▶ **EXERCISE OBJECTIVE**: Find the lines that contain the word "Cebu" and copy each one.

═════ DATA ROWS

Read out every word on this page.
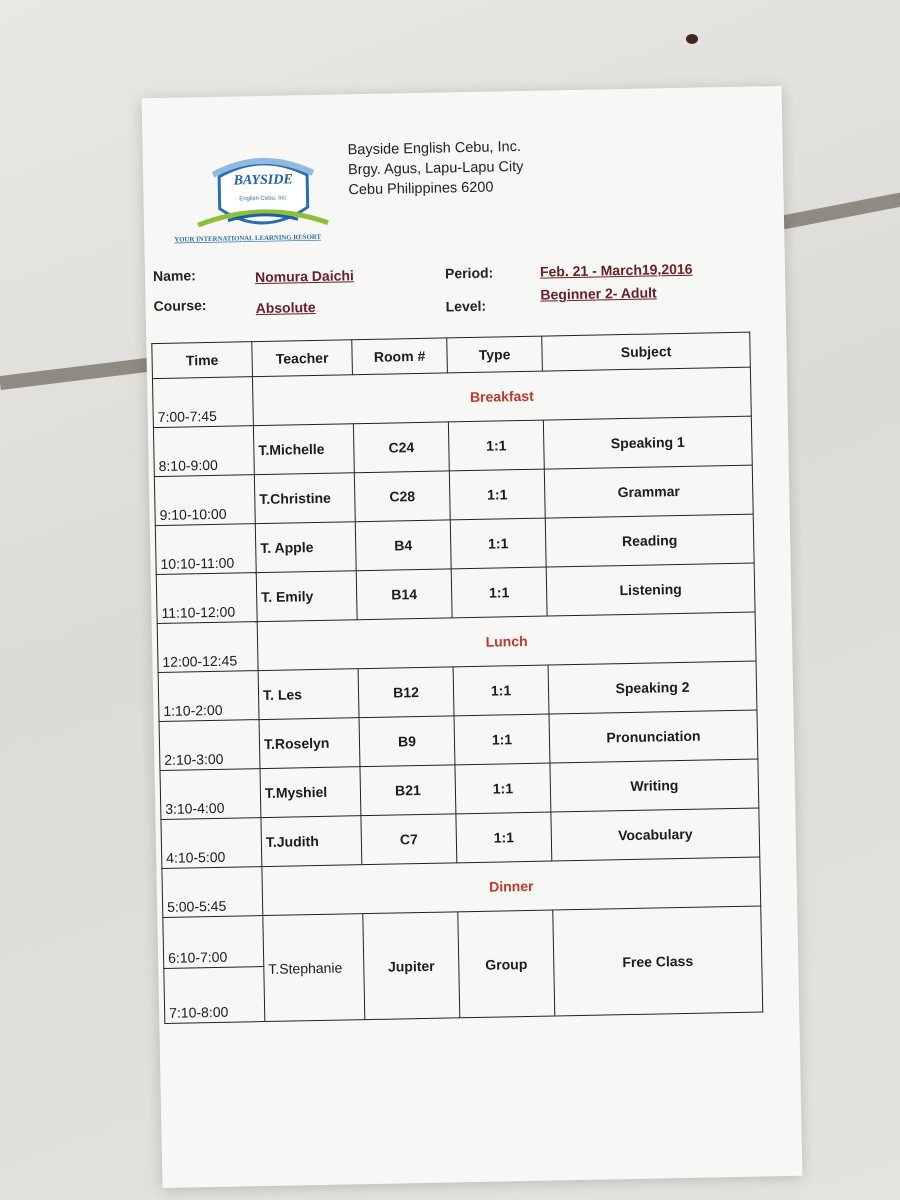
BAYSIDE
English Cebu, Inc.
YOUR INTERNATIONAL LEARNING RESORT
Bayside English Cebu, Inc.
Brgy. Agus, Lapu-Lapu City
Cebu Philippines 6200
Name:	Nomura Daichi	Period:	Feb. 21 - March19,2016
Course:	Absolute	Level:
Beginner 2- Adult
Time	Teacher	Room #	Type	Subject
7:00-7:45	Breakfast			
8:10-9:00	T.Michelle	C24	1:1	Speaking 1
9:10-10:00	T.Christine	C28	1:1	Grammar
10:10-11:00	T. Apple	B4	1:1	Reading
11:10-12:00	T. Emily	B14	1:1	Listening
12:00-12:45	Lunch			
1:10-2:00	T. Les	B12	1:1	Speaking 2
2:10-3:00	T.Roselyn	B9	1:1	Pronunciation
3:10-4:00	T.Myshiel	B21	1:1	Writing
4:10-5:00	T.Judith	C7	1:1	Vocabulary
5:00-5:45	Dinner			
6:10-7:00	T.Stephanie	Jupiter	Group	Free Class
7:10-8:00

══════════

▶ **REPLY TO THE TASK**:
English Cebu, Inc.
Bayside English Cebu, Inc.
Cebu Philippines 6200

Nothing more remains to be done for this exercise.